» RECORDS FOR THE TASK

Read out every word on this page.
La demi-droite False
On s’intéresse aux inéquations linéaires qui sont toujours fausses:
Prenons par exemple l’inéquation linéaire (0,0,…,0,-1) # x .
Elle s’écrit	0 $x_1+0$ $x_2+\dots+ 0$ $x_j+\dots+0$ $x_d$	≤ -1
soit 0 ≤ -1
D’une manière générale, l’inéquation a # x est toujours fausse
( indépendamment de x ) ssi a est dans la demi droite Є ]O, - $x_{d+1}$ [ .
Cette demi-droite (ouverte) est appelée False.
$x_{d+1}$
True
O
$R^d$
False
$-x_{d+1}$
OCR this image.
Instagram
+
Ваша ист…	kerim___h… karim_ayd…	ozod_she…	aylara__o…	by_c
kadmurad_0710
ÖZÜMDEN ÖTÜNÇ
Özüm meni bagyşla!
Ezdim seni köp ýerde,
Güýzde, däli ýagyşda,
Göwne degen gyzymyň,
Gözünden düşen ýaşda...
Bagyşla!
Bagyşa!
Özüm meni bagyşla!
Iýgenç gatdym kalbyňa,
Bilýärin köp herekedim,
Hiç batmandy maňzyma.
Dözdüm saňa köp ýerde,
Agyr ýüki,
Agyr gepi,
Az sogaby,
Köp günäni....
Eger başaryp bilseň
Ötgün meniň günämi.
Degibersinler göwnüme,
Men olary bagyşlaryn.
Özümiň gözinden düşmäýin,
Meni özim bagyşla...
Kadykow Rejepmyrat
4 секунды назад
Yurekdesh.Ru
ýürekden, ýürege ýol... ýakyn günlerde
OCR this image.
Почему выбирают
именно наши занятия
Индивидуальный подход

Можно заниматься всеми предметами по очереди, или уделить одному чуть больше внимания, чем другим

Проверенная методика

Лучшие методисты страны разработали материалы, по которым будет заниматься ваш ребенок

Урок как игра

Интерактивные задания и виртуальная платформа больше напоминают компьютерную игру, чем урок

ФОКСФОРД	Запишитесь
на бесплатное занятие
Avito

» OBJECTIVE
Copy out all lines from the material above that contain the string "toujours".

» ANSWER BELOW
On s’intéresse aux inéquations linéaires qui sont toujours fausses:
D’une manière générale, l’inéquation a # x est toujours fausse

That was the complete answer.